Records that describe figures
--- Begin ---
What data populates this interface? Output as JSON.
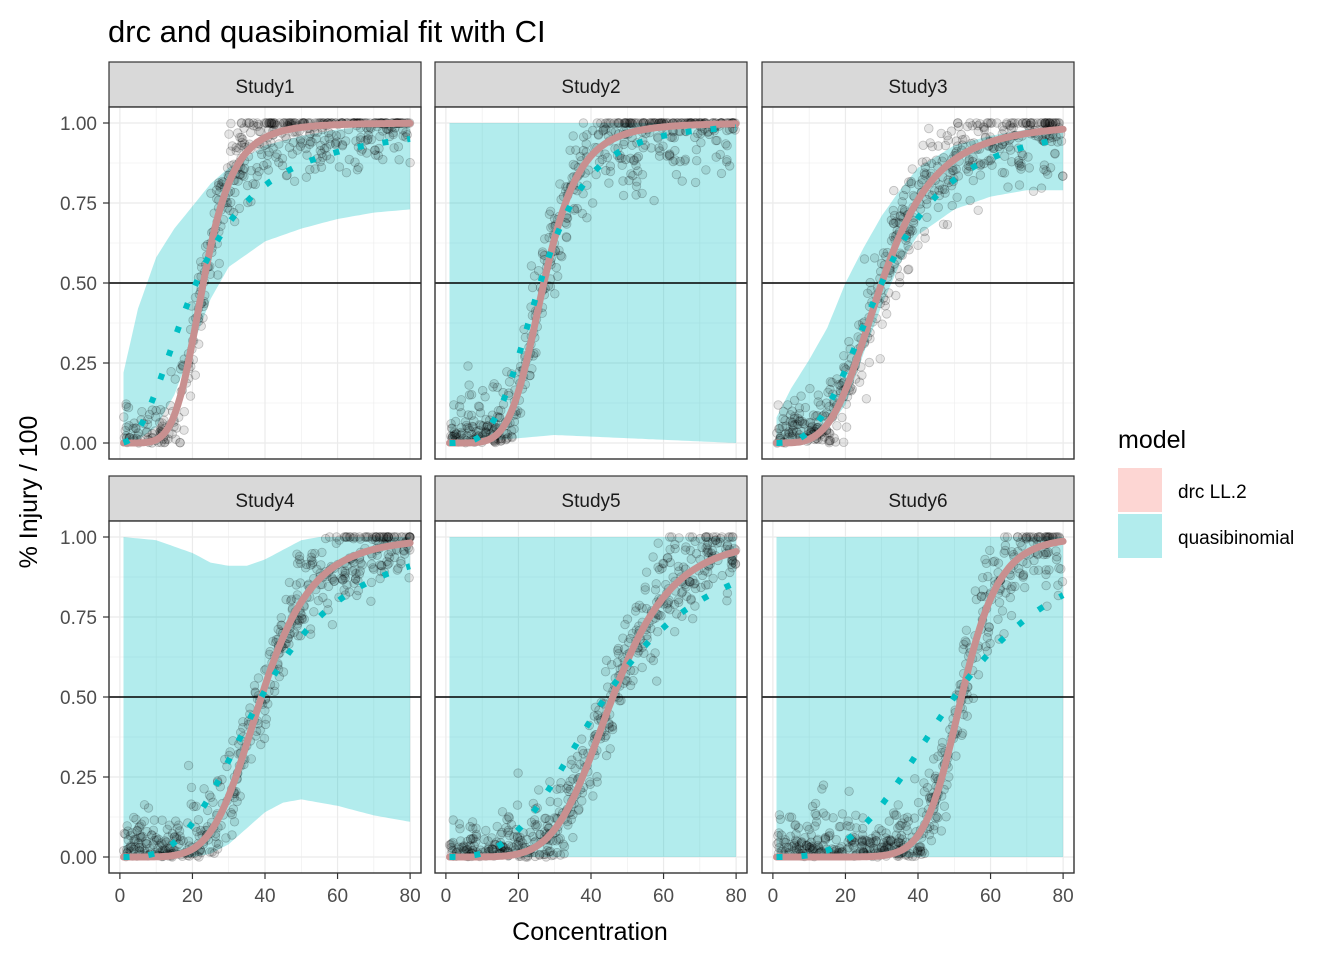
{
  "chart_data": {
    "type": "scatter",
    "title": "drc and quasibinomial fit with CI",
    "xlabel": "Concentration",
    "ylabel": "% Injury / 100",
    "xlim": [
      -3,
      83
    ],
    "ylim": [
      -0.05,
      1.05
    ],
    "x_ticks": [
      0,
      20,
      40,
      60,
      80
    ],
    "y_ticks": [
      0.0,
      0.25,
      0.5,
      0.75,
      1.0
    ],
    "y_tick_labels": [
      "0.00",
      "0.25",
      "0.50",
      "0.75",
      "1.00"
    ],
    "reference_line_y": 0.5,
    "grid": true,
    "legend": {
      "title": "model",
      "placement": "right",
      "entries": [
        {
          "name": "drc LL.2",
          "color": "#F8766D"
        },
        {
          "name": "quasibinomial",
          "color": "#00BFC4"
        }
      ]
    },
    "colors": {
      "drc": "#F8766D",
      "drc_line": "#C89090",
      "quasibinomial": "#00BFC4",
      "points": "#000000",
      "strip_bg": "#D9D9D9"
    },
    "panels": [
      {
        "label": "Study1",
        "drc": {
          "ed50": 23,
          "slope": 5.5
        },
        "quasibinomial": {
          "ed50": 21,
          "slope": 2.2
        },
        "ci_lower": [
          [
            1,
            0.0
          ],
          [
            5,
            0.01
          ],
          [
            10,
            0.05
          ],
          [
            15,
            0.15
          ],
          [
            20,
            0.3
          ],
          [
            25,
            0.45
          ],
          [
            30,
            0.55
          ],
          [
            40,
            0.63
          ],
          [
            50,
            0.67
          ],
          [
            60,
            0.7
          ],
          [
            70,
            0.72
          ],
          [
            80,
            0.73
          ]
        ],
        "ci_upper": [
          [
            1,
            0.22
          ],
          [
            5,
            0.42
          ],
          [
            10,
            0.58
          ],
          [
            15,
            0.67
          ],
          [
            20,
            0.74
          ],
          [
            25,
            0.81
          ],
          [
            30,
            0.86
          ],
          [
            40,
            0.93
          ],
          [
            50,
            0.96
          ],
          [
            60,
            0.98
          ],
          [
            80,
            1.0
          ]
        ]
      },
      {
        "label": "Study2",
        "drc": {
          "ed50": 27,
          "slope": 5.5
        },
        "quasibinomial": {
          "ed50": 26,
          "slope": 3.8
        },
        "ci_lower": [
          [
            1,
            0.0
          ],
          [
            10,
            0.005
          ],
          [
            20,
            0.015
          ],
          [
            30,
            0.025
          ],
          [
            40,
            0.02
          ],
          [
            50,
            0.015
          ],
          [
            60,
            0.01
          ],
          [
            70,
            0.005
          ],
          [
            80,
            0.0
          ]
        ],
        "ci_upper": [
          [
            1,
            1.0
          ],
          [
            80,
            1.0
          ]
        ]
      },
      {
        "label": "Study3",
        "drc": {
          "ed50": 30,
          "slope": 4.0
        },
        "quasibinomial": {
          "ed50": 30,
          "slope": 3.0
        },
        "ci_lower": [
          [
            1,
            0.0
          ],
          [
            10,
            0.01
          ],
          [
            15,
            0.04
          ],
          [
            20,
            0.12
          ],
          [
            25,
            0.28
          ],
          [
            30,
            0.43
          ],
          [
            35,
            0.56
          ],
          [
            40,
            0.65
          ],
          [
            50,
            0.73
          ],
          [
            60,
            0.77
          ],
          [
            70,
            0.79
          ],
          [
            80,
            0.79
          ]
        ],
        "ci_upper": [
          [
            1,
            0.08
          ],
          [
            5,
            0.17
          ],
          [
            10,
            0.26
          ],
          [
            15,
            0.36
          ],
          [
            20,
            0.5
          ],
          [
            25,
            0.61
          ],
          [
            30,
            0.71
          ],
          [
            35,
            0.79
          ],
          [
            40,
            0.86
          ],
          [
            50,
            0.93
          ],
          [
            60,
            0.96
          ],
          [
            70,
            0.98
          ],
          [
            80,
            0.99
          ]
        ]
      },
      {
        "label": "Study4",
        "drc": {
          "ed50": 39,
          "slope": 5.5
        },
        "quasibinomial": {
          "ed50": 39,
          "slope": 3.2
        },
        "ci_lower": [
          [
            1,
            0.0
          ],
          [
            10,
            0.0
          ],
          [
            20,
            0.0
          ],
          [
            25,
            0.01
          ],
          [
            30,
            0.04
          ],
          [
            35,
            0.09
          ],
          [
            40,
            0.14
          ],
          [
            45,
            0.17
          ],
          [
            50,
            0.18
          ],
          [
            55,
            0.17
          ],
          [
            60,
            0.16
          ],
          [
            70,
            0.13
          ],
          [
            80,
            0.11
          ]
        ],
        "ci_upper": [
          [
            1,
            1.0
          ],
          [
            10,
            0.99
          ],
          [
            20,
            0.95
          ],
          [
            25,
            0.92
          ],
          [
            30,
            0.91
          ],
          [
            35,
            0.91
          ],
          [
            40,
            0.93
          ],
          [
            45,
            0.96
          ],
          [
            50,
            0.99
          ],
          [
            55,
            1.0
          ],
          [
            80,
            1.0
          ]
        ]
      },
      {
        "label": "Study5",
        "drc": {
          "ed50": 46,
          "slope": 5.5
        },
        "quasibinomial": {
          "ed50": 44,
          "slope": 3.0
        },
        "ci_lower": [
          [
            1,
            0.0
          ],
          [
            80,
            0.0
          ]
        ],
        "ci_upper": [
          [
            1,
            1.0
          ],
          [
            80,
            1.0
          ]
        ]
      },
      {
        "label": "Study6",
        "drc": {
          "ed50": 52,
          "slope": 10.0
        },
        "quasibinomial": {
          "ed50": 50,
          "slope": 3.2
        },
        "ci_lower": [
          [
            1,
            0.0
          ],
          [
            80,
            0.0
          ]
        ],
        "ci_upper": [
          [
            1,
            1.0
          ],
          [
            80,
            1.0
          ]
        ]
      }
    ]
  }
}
--- End ---
TASK DIRECTIONS
Go back to the records above and write them out exactly, without the pictures.

TASK OUTPUT
What data populates this interface? Output as JSON.
{
  "chart_data": {
    "type": "scatter",
    "title": "drc and quasibinomial fit with CI",
    "xlabel": "Concentration",
    "ylabel": "% Injury / 100",
    "xlim": [
      -3,
      83
    ],
    "ylim": [
      -0.05,
      1.05
    ],
    "x_ticks": [
      0,
      20,
      40,
      60,
      80
    ],
    "y_ticks": [
      0.0,
      0.25,
      0.5,
      0.75,
      1.0
    ],
    "y_tick_labels": [
      "0.00",
      "0.25",
      "0.50",
      "0.75",
      "1.00"
    ],
    "reference_line_y": 0.5,
    "grid": true,
    "legend": {
      "title": "model",
      "placement": "right",
      "entries": [
        {
          "name": "drc LL.2",
          "color": "#F8766D"
        },
        {
          "name": "quasibinomial",
          "color": "#00BFC4"
        }
      ]
    },
    "colors": {
      "drc": "#F8766D",
      "drc_line": "#C89090",
      "quasibinomial": "#00BFC4",
      "points": "#000000",
      "strip_bg": "#D9D9D9"
    },
    "panels": [
      {
        "label": "Study1",
        "drc": {
          "ed50": 23,
          "slope": 5.5
        },
        "quasibinomial": {
          "ed50": 21,
          "slope": 2.2
        },
        "ci_lower": [
          [
            1,
            0.0
          ],
          [
            5,
            0.01
          ],
          [
            10,
            0.05
          ],
          [
            15,
            0.15
          ],
          [
            20,
            0.3
          ],
          [
            25,
            0.45
          ],
          [
            30,
            0.55
          ],
          [
            40,
            0.63
          ],
          [
            50,
            0.67
          ],
          [
            60,
            0.7
          ],
          [
            70,
            0.72
          ],
          [
            80,
            0.73
          ]
        ],
        "ci_upper": [
          [
            1,
            0.22
          ],
          [
            5,
            0.42
          ],
          [
            10,
            0.58
          ],
          [
            15,
            0.67
          ],
          [
            20,
            0.74
          ],
          [
            25,
            0.81
          ],
          [
            30,
            0.86
          ],
          [
            40,
            0.93
          ],
          [
            50,
            0.96
          ],
          [
            60,
            0.98
          ],
          [
            80,
            1.0
          ]
        ]
      },
      {
        "label": "Study2",
        "drc": {
          "ed50": 27,
          "slope": 5.5
        },
        "quasibinomial": {
          "ed50": 26,
          "slope": 3.8
        },
        "ci_lower": [
          [
            1,
            0.0
          ],
          [
            10,
            0.005
          ],
          [
            20,
            0.015
          ],
          [
            30,
            0.025
          ],
          [
            40,
            0.02
          ],
          [
            50,
            0.015
          ],
          [
            60,
            0.01
          ],
          [
            70,
            0.005
          ],
          [
            80,
            0.0
          ]
        ],
        "ci_upper": [
          [
            1,
            1.0
          ],
          [
            80,
            1.0
          ]
        ]
      },
      {
        "label": "Study3",
        "drc": {
          "ed50": 30,
          "slope": 4.0
        },
        "quasibinomial": {
          "ed50": 30,
          "slope": 3.0
        },
        "ci_lower": [
          [
            1,
            0.0
          ],
          [
            10,
            0.01
          ],
          [
            15,
            0.04
          ],
          [
            20,
            0.12
          ],
          [
            25,
            0.28
          ],
          [
            30,
            0.43
          ],
          [
            35,
            0.56
          ],
          [
            40,
            0.65
          ],
          [
            50,
            0.73
          ],
          [
            60,
            0.77
          ],
          [
            70,
            0.79
          ],
          [
            80,
            0.79
          ]
        ],
        "ci_upper": [
          [
            1,
            0.08
          ],
          [
            5,
            0.17
          ],
          [
            10,
            0.26
          ],
          [
            15,
            0.36
          ],
          [
            20,
            0.5
          ],
          [
            25,
            0.61
          ],
          [
            30,
            0.71
          ],
          [
            35,
            0.79
          ],
          [
            40,
            0.86
          ],
          [
            50,
            0.93
          ],
          [
            60,
            0.96
          ],
          [
            70,
            0.98
          ],
          [
            80,
            0.99
          ]
        ]
      },
      {
        "label": "Study4",
        "drc": {
          "ed50": 39,
          "slope": 5.5
        },
        "quasibinomial": {
          "ed50": 39,
          "slope": 3.2
        },
        "ci_lower": [
          [
            1,
            0.0
          ],
          [
            10,
            0.0
          ],
          [
            20,
            0.0
          ],
          [
            25,
            0.01
          ],
          [
            30,
            0.04
          ],
          [
            35,
            0.09
          ],
          [
            40,
            0.14
          ],
          [
            45,
            0.17
          ],
          [
            50,
            0.18
          ],
          [
            55,
            0.17
          ],
          [
            60,
            0.16
          ],
          [
            70,
            0.13
          ],
          [
            80,
            0.11
          ]
        ],
        "ci_upper": [
          [
            1,
            1.0
          ],
          [
            10,
            0.99
          ],
          [
            20,
            0.95
          ],
          [
            25,
            0.92
          ],
          [
            30,
            0.91
          ],
          [
            35,
            0.91
          ],
          [
            40,
            0.93
          ],
          [
            45,
            0.96
          ],
          [
            50,
            0.99
          ],
          [
            55,
            1.0
          ],
          [
            80,
            1.0
          ]
        ]
      },
      {
        "label": "Study5",
        "drc": {
          "ed50": 46,
          "slope": 5.5
        },
        "quasibinomial": {
          "ed50": 44,
          "slope": 3.0
        },
        "ci_lower": [
          [
            1,
            0.0
          ],
          [
            80,
            0.0
          ]
        ],
        "ci_upper": [
          [
            1,
            1.0
          ],
          [
            80,
            1.0
          ]
        ]
      },
      {
        "label": "Study6",
        "drc": {
          "ed50": 52,
          "slope": 10.0
        },
        "quasibinomial": {
          "ed50": 50,
          "slope": 3.2
        },
        "ci_lower": [
          [
            1,
            0.0
          ],
          [
            80,
            0.0
          ]
        ],
        "ci_upper": [
          [
            1,
            1.0
          ],
          [
            80,
            1.0
          ]
        ]
      }
    ]
  }
}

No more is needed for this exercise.